Aim:
Reproduce the listing below, changing every "tip-item" to "tip-entry" and leaving all else as it stands. Omit the pictures.

* Begin *

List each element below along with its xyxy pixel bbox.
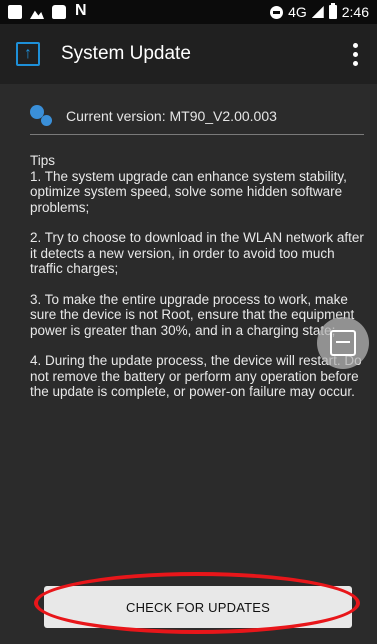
tip-item: 4. During the update process, the device…	[30, 353, 362, 399]
message-icon	[8, 5, 22, 19]
current-version-text: Current version: MT90_V2.00.003	[66, 108, 277, 124]
gear-icon	[30, 105, 52, 127]
battery-icon	[328, 3, 337, 19]
tips-title: Tips	[30, 153, 56, 168]
bag-icon	[52, 5, 66, 19]
system-update-icon: ↑	[16, 42, 40, 66]
check-for-updates-button[interactable]: CHECK FOR UPDATES	[44, 586, 352, 628]
screenshot-icon	[330, 330, 356, 356]
status-left-icons	[0, 2, 88, 20]
app-bar: ↑ System Update	[0, 24, 377, 84]
network-type: 4G	[288, 4, 307, 20]
tip-item: 2. Try to choose to download in the WLAN…	[30, 230, 364, 276]
signal-icon	[311, 6, 324, 18]
floating-screenshot-button[interactable]	[317, 317, 369, 369]
status-bar: 4G 2:46	[0, 0, 377, 24]
nfc-icon	[74, 2, 88, 20]
more-vert-icon[interactable]	[345, 38, 365, 70]
tips-section: Tips 1. The system upgrade can enhance s…	[30, 153, 368, 415]
image-icon	[30, 10, 44, 19]
status-right: 4G 2:46	[270, 3, 377, 20]
clock: 2:46	[341, 4, 369, 20]
dnd-icon	[270, 5, 284, 19]
current-version-row: Current version: MT90_V2.00.003	[30, 98, 364, 135]
page-title: System Update	[61, 43, 191, 64]
tip-item: 3. To make the entire upgrade process to…	[30, 291, 355, 338]
tip-item: 1. The system upgrade can enhance system…	[30, 168, 347, 215]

* End *

Written solution:
List each element below along with its xyxy pixel bbox.
tip-entry: 4. During the update process, the device…	[30, 353, 362, 399]
message-icon	[8, 5, 22, 19]
current-version-text: Current version: MT90_V2.00.003	[66, 108, 277, 124]
gear-icon	[30, 105, 52, 127]
battery-icon	[328, 3, 337, 19]
tips-title: Tips	[30, 153, 56, 168]
bag-icon	[52, 5, 66, 19]
system-update-icon: ↑	[16, 42, 40, 66]
check-for-updates-button[interactable]: CHECK FOR UPDATES	[44, 586, 352, 628]
screenshot-icon	[330, 330, 356, 356]
status-left-icons	[0, 2, 88, 20]
app-bar: ↑ System Update	[0, 24, 377, 84]
network-type: 4G	[288, 4, 307, 20]
tip-entry: 2. Try to choose to download in the WLAN…	[30, 230, 364, 276]
signal-icon	[311, 6, 324, 18]
floating-screenshot-button[interactable]	[317, 317, 369, 369]
status-bar: 4G 2:46	[0, 0, 377, 24]
nfc-icon	[74, 2, 88, 20]
more-vert-icon[interactable]	[345, 38, 365, 70]
tips-section: Tips 1. The system upgrade can enhance s…	[30, 153, 368, 415]
image-icon	[30, 10, 44, 19]
status-right: 4G 2:46	[270, 3, 377, 20]
clock: 2:46	[341, 4, 369, 20]
dnd-icon	[270, 5, 284, 19]
current-version-row: Current version: MT90_V2.00.003	[30, 98, 364, 135]
page-title: System Update	[61, 43, 191, 64]
tip-entry: 3. To make the entire upgrade process to…	[30, 291, 355, 338]
tip-entry: 1. The system upgrade can enhance system…	[30, 168, 347, 215]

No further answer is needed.